Dataset items
---

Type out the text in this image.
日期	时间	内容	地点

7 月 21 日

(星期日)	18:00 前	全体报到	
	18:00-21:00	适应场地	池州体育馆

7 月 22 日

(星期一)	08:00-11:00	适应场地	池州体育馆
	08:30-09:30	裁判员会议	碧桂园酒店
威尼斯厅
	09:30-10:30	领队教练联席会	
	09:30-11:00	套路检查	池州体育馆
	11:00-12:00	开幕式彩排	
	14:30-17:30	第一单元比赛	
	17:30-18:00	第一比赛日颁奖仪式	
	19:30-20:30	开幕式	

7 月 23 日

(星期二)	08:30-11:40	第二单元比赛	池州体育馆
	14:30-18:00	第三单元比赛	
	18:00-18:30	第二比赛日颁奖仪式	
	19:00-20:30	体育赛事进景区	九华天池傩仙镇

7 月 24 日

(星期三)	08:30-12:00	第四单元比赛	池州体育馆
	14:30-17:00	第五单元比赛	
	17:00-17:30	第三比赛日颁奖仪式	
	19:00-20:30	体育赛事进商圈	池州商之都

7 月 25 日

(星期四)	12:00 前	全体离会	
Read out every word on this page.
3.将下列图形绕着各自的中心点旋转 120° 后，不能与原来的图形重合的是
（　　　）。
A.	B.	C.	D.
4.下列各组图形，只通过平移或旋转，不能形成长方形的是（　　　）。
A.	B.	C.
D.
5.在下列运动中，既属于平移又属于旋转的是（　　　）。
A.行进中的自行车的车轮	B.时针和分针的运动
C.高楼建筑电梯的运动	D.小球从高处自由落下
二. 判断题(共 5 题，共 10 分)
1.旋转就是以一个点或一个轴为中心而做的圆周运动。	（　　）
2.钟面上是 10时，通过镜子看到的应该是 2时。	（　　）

---

Emit the records above again, exactly, with no line skipped.

Type out the text in this image.
日期	时间	内容	地点

7 月 21 日

(星期日)	18:00 前	全体报到	
	18:00-21:00	适应场地	池州体育馆

7 月 22 日

(星期一)	08:00-11:00	适应场地	池州体育馆
	08:30-09:30	裁判员会议	碧桂园酒店
威尼斯厅
	09:30-10:30	领队教练联席会	
	09:30-11:00	套路检查	池州体育馆
	11:00-12:00	开幕式彩排	
	14:30-17:30	第一单元比赛	
	17:30-18:00	第一比赛日颁奖仪式	
	19:30-20:30	开幕式	

7 月 23 日

(星期二)	08:30-11:40	第二单元比赛	池州体育馆
	14:30-18:00	第三单元比赛	
	18:00-18:30	第二比赛日颁奖仪式	
	19:00-20:30	体育赛事进景区	九华天池傩仙镇

7 月 24 日

(星期三)	08:30-12:00	第四单元比赛	池州体育馆
	14:30-17:00	第五单元比赛	
	17:00-17:30	第三比赛日颁奖仪式	
	19:00-20:30	体育赛事进商圈	池州商之都

7 月 25 日

(星期四)	12:00 前	全体离会	
Read out every word on this page.
3.将下列图形绕着各自的中心点旋转 120° 后，不能与原来的图形重合的是
（　　　）。
A.	B.	C.	D.
4.下列各组图形，只通过平移或旋转，不能形成长方形的是（　　　）。
A.	B.	C.
D.
5.在下列运动中，既属于平移又属于旋转的是（　　　）。
A.行进中的自行车的车轮	B.时针和分针的运动
C.高楼建筑电梯的运动	D.小球从高处自由落下
二. 判断题(共 5 题，共 10 分)
1.旋转就是以一个点或一个轴为中心而做的圆周运动。	（　　）
2.钟面上是 10时，通过镜子看到的应该是 2时。	（　　）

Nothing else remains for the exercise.